— CHALLENGE —
Your task is to print the material below exactly as presented.

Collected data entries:
+-------+

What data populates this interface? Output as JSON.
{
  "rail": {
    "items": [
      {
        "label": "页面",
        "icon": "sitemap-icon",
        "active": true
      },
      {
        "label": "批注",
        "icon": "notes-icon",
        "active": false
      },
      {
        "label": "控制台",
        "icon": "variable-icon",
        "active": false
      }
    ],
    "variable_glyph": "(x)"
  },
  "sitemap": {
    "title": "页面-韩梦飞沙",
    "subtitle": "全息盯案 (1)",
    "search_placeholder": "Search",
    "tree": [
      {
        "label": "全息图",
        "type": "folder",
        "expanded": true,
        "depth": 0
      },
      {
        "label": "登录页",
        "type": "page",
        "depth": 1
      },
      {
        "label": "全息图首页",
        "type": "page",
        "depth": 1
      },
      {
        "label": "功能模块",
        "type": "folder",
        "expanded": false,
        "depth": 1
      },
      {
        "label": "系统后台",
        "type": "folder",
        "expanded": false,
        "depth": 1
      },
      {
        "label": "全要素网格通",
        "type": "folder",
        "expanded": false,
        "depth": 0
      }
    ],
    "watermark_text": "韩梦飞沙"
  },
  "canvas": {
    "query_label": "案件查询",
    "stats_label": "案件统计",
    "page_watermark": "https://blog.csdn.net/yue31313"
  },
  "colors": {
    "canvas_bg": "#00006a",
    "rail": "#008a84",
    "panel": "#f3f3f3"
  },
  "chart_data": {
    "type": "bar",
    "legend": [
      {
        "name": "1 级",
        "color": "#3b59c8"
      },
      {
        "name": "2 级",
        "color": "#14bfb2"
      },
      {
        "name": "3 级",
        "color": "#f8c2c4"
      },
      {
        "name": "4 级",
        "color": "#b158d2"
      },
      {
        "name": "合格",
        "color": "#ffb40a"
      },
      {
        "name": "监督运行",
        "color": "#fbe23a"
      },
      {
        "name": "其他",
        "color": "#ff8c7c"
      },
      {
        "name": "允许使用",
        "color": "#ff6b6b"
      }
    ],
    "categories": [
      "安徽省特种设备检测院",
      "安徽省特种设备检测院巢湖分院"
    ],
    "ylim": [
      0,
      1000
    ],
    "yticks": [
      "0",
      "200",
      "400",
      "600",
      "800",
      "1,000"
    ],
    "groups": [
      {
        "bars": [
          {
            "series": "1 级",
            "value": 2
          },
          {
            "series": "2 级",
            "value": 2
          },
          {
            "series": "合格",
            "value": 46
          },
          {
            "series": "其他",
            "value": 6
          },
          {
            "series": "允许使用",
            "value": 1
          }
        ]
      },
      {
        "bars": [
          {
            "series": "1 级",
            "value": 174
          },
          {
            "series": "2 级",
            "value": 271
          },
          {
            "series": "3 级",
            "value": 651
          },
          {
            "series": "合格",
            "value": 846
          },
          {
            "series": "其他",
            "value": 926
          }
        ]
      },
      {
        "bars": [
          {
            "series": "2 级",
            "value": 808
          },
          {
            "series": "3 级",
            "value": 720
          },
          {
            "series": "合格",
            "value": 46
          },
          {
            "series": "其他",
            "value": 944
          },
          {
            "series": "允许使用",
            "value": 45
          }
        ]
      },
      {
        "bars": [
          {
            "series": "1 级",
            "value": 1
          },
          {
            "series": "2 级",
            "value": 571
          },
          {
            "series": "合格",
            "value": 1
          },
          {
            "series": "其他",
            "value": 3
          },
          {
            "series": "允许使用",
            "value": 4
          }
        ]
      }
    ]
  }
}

+-------+

— CORRECT RESULT —
What data populates this interface? Output as JSON.
{
  "rail": {
    "items": [
      {
        "label": "页面",
        "icon": "sitemap-icon",
        "active": true
      },
      {
        "label": "批注",
        "icon": "notes-icon",
        "active": false
      },
      {
        "label": "控制台",
        "icon": "variable-icon",
        "active": false
      }
    ],
    "variable_glyph": "(x)"
  },
  "sitemap": {
    "title": "页面-韩梦飞沙",
    "subtitle": "全息盯案 (1)",
    "search_placeholder": "Search",
    "tree": [
      {
        "label": "全息图",
        "type": "folder",
        "expanded": true,
        "depth": 0
      },
      {
        "label": "登录页",
        "type": "page",
        "depth": 1
      },
      {
        "label": "全息图首页",
        "type": "page",
        "depth": 1
      },
      {
        "label": "功能模块",
        "type": "folder",
        "expanded": false,
        "depth": 1
      },
      {
        "label": "系统后台",
        "type": "folder",
        "expanded": false,
        "depth": 1
      },
      {
        "label": "全要素网格通",
        "type": "folder",
        "expanded": false,
        "depth": 0
      }
    ],
    "watermark_text": "韩梦飞沙"
  },
  "canvas": {
    "query_label": "案件查询",
    "stats_label": "案件统计",
    "page_watermark": "https://blog.csdn.net/yue31313"
  },
  "colors": {
    "canvas_bg": "#00006a",
    "rail": "#008a84",
    "panel": "#f3f3f3"
  },
  "chart_data": {
    "type": "bar",
    "legend": [
      {
        "name": "1 级",
        "color": "#3b59c8"
      },
      {
        "name": "2 级",
        "color": "#14bfb2"
      },
      {
        "name": "3 级",
        "color": "#f8c2c4"
      },
      {
        "name": "4 级",
        "color": "#b158d2"
      },
      {
        "name": "合格",
        "color": "#ffb40a"
      },
      {
        "name": "监督运行",
        "color": "#fbe23a"
      },
      {
        "name": "其他",
        "color": "#ff8c7c"
      },
      {
        "name": "允许使用",
        "color": "#ff6b6b"
      }
    ],
    "categories": [
      "安徽省特种设备检测院",
      "安徽省特种设备检测院巢湖分院"
    ],
    "ylim": [
      0,
      1000
    ],
    "yticks": [
      "0",
      "200",
      "400",
      "600",
      "800",
      "1,000"
    ],
    "groups": [
      {
        "bars": [
          {
            "series": "1 级",
            "value": 2
          },
          {
            "series": "2 级",
            "value": 2
          },
          {
            "series": "合格",
            "value": 46
          },
          {
            "series": "其他",
            "value": 6
          },
          {
            "series": "允许使用",
            "value": 1
          }
        ]
      },
      {
        "bars": [
          {
            "series": "1 级",
            "value": 174
          },
          {
            "series": "2 级",
            "value": 271
          },
          {
            "series": "3 级",
            "value": 651
          },
          {
            "series": "合格",
            "value": 846
          },
          {
            "series": "其他",
            "value": 926
          }
        ]
      },
      {
        "bars": [
          {
            "series": "2 级",
            "value": 808
          },
          {
            "series": "3 级",
            "value": 720
          },
          {
            "series": "合格",
            "value": 46
          },
          {
            "series": "其他",
            "value": 944
          },
          {
            "series": "允许使用",
            "value": 45
          }
        ]
      },
      {
        "bars": [
          {
            "series": "1 级",
            "value": 1
          },
          {
            "series": "2 级",
            "value": 571
          },
          {
            "series": "合格",
            "value": 1
          },
          {
            "series": "其他",
            "value": 3
          },
          {
            "series": "允许使用",
            "value": 4
          }
        ]
      }
    ]
  }
}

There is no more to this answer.